Written instruction →
Copy out every record below, word for word.

Excerpted data →
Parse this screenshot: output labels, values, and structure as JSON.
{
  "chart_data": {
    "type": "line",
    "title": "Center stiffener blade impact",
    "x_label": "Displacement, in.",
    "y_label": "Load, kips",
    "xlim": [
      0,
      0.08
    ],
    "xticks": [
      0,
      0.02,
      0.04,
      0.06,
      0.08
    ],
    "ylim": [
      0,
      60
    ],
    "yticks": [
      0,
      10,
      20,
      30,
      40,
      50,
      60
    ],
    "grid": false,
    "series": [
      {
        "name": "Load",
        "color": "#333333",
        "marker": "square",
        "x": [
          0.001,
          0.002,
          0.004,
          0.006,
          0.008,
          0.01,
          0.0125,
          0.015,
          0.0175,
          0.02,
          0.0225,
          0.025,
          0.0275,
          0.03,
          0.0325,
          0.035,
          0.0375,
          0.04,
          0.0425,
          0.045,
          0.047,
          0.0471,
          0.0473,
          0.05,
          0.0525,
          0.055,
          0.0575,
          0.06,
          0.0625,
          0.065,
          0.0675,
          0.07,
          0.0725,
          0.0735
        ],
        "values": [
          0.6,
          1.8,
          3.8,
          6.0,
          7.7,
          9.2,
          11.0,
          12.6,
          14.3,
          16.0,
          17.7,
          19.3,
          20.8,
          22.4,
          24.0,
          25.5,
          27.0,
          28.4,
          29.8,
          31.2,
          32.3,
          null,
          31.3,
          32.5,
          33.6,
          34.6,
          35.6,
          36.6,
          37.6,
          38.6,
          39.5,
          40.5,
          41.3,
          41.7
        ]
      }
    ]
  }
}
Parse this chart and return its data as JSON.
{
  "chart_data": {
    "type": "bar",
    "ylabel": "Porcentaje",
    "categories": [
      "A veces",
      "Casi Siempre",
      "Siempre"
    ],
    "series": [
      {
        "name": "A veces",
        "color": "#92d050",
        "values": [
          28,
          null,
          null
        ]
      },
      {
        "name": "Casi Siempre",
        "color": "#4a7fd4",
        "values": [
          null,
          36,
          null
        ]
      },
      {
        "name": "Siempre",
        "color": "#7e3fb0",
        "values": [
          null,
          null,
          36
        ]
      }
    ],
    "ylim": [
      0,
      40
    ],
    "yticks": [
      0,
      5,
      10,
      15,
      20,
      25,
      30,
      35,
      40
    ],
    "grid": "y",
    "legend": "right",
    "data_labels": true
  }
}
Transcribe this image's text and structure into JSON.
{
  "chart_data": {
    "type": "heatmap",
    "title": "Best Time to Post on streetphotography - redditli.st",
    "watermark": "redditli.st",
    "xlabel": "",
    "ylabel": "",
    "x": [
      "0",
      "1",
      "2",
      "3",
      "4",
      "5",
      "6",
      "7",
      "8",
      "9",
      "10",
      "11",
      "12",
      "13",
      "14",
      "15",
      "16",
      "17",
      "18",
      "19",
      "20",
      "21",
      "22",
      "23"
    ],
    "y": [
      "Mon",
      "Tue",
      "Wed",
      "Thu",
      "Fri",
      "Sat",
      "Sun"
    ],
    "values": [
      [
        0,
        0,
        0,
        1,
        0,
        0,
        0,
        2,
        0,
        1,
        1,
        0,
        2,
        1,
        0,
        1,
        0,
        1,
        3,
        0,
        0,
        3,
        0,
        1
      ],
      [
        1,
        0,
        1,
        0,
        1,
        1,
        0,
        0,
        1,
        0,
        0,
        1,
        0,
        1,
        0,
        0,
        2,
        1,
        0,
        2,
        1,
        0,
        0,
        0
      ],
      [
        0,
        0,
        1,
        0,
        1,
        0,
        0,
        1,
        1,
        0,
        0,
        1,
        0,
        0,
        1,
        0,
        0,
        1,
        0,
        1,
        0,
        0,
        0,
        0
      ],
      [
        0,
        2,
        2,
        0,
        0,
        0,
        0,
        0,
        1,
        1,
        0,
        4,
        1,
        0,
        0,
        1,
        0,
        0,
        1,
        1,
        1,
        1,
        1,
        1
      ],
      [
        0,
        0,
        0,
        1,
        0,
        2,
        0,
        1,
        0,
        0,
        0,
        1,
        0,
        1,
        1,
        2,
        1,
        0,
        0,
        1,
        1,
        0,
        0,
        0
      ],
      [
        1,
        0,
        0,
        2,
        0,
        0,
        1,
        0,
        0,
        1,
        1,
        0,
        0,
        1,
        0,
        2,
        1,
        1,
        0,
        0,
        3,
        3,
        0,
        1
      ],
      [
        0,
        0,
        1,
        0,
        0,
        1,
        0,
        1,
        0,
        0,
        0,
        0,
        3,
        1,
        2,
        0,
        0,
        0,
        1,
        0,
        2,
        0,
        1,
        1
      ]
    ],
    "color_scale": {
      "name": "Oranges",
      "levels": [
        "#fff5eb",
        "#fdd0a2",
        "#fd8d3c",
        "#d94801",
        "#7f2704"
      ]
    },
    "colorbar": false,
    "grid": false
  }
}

Full solution →
Parse this screenshot: output labels, values, and structure as JSON.
{
  "chart_data": {
    "type": "line",
    "title": "Center stiffener blade impact",
    "x_label": "Displacement, in.",
    "y_label": "Load, kips",
    "xlim": [
      0,
      0.08
    ],
    "xticks": [
      0,
      0.02,
      0.04,
      0.06,
      0.08
    ],
    "ylim": [
      0,
      60
    ],
    "yticks": [
      0,
      10,
      20,
      30,
      40,
      50,
      60
    ],
    "grid": false,
    "series": [
      {
        "name": "Load",
        "color": "#333333",
        "marker": "square",
        "x": [
          0.001,
          0.002,
          0.004,
          0.006,
          0.008,
          0.01,
          0.0125,
          0.015,
          0.0175,
          0.02,
          0.0225,
          0.025,
          0.0275,
          0.03,
          0.0325,
          0.035,
          0.0375,
          0.04,
          0.0425,
          0.045,
          0.047,
          0.0471,
          0.0473,
          0.05,
          0.0525,
          0.055,
          0.0575,
          0.06,
          0.0625,
          0.065,
          0.0675,
          0.07,
          0.0725,
          0.0735
        ],
        "values": [
          0.6,
          1.8,
          3.8,
          6.0,
          7.7,
          9.2,
          11.0,
          12.6,
          14.3,
          16.0,
          17.7,
          19.3,
          20.8,
          22.4,
          24.0,
          25.5,
          27.0,
          28.4,
          29.8,
          31.2,
          32.3,
          null,
          31.3,
          32.5,
          33.6,
          34.6,
          35.6,
          36.6,
          37.6,
          38.6,
          39.5,
          40.5,
          41.3,
          41.7
        ]
      }
    ]
  }
}
Parse this chart and return its data as JSON.
{
  "chart_data": {
    "type": "bar",
    "ylabel": "Porcentaje",
    "categories": [
      "A veces",
      "Casi Siempre",
      "Siempre"
    ],
    "series": [
      {
        "name": "A veces",
        "color": "#92d050",
        "values": [
          28,
          null,
          null
        ]
      },
      {
        "name": "Casi Siempre",
        "color": "#4a7fd4",
        "values": [
          null,
          36,
          null
        ]
      },
      {
        "name": "Siempre",
        "color": "#7e3fb0",
        "values": [
          null,
          null,
          36
        ]
      }
    ],
    "ylim": [
      0,
      40
    ],
    "yticks": [
      0,
      5,
      10,
      15,
      20,
      25,
      30,
      35,
      40
    ],
    "grid": "y",
    "legend": "right",
    "data_labels": true
  }
}
Transcribe this image's text and structure into JSON.
{
  "chart_data": {
    "type": "heatmap",
    "title": "Best Time to Post on streetphotography - redditli.st",
    "watermark": "redditli.st",
    "xlabel": "",
    "ylabel": "",
    "x": [
      "0",
      "1",
      "2",
      "3",
      "4",
      "5",
      "6",
      "7",
      "8",
      "9",
      "10",
      "11",
      "12",
      "13",
      "14",
      "15",
      "16",
      "17",
      "18",
      "19",
      "20",
      "21",
      "22",
      "23"
    ],
    "y": [
      "Mon",
      "Tue",
      "Wed",
      "Thu",
      "Fri",
      "Sat",
      "Sun"
    ],
    "values": [
      [
        0,
        0,
        0,
        1,
        0,
        0,
        0,
        2,
        0,
        1,
        1,
        0,
        2,
        1,
        0,
        1,
        0,
        1,
        3,
        0,
        0,
        3,
        0,
        1
      ],
      [
        1,
        0,
        1,
        0,
        1,
        1,
        0,
        0,
        1,
        0,
        0,
        1,
        0,
        1,
        0,
        0,
        2,
        1,
        0,
        2,
        1,
        0,
        0,
        0
      ],
      [
        0,
        0,
        1,
        0,
        1,
        0,
        0,
        1,
        1,
        0,
        0,
        1,
        0,
        0,
        1,
        0,
        0,
        1,
        0,
        1,
        0,
        0,
        0,
        0
      ],
      [
        0,
        2,
        2,
        0,
        0,
        0,
        0,
        0,
        1,
        1,
        0,
        4,
        1,
        0,
        0,
        1,
        0,
        0,
        1,
        1,
        1,
        1,
        1,
        1
      ],
      [
        0,
        0,
        0,
        1,
        0,
        2,
        0,
        1,
        0,
        0,
        0,
        1,
        0,
        1,
        1,
        2,
        1,
        0,
        0,
        1,
        1,
        0,
        0,
        0
      ],
      [
        1,
        0,
        0,
        2,
        0,
        0,
        1,
        0,
        0,
        1,
        1,
        0,
        0,
        1,
        0,
        2,
        1,
        1,
        0,
        0,
        3,
        3,
        0,
        1
      ],
      [
        0,
        0,
        1,
        0,
        0,
        1,
        0,
        1,
        0,
        0,
        0,
        0,
        3,
        1,
        2,
        0,
        0,
        0,
        1,
        0,
        2,
        0,
        1,
        1
      ]
    ],
    "color_scale": {
      "name": "Oranges",
      "levels": [
        "#fff5eb",
        "#fdd0a2",
        "#fd8d3c",
        "#d94801",
        "#7f2704"
      ]
    },
    "colorbar": false,
    "grid": false
  }
}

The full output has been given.